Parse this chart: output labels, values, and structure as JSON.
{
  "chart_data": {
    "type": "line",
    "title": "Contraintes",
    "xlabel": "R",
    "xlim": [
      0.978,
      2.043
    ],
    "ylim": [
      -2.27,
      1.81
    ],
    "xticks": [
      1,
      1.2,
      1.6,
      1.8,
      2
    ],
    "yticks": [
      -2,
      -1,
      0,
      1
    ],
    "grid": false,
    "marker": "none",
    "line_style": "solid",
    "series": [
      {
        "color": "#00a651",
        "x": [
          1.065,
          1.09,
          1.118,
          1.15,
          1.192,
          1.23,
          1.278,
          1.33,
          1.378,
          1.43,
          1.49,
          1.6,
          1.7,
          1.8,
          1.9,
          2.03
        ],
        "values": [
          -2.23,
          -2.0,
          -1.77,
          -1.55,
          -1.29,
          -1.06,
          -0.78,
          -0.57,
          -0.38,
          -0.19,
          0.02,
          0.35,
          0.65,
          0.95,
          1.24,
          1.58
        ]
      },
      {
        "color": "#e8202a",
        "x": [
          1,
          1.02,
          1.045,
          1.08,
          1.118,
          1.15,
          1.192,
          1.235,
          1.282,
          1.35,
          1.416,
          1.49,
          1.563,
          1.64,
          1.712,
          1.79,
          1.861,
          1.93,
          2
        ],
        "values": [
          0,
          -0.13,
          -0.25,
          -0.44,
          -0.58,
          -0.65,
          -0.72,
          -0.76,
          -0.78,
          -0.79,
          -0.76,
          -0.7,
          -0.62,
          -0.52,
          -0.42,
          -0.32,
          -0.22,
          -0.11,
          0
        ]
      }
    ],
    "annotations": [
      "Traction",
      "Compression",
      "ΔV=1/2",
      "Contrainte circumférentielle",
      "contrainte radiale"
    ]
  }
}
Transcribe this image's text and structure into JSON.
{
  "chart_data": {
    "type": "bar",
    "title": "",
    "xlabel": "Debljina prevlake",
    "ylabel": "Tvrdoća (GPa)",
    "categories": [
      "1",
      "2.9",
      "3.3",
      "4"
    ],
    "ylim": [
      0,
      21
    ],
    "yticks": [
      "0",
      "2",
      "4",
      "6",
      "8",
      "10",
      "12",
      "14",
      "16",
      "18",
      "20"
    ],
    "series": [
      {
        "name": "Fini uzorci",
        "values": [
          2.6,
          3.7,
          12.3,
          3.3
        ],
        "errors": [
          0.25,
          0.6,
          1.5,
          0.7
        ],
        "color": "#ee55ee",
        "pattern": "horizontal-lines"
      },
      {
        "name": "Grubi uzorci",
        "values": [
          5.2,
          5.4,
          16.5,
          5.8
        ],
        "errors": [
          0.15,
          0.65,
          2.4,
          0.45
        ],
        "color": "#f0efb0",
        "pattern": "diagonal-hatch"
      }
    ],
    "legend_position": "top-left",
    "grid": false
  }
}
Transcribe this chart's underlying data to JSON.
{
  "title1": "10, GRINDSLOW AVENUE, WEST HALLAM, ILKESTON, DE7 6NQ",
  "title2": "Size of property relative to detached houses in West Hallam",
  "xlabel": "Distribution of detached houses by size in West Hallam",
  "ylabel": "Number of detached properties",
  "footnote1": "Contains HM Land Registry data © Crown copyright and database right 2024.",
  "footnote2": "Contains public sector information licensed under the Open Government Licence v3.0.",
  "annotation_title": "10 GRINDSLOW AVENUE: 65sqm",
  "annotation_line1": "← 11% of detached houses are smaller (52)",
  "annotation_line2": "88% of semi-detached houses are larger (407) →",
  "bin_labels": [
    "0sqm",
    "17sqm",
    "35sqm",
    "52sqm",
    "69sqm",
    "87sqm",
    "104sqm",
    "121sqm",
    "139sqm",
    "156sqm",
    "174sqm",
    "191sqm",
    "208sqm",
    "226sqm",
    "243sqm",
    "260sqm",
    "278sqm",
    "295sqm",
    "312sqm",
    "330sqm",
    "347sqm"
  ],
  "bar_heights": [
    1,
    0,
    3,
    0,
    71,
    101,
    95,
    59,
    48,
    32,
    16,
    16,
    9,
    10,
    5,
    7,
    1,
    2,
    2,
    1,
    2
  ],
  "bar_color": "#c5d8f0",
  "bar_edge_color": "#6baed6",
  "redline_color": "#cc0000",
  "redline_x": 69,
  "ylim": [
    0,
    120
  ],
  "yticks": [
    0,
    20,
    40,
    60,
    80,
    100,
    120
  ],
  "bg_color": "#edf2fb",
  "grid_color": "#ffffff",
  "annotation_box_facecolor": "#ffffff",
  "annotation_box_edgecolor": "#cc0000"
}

#### Given request
Write down every line of the data above that includes the string "AVENUE".

#### Output below
  "title1": "10, GRINDSLOW AVENUE, WEST HALLAM, ILKESTON, DE7 6NQ",
  "annotation_title": "10 GRINDSLOW AVENUE: 65sqm",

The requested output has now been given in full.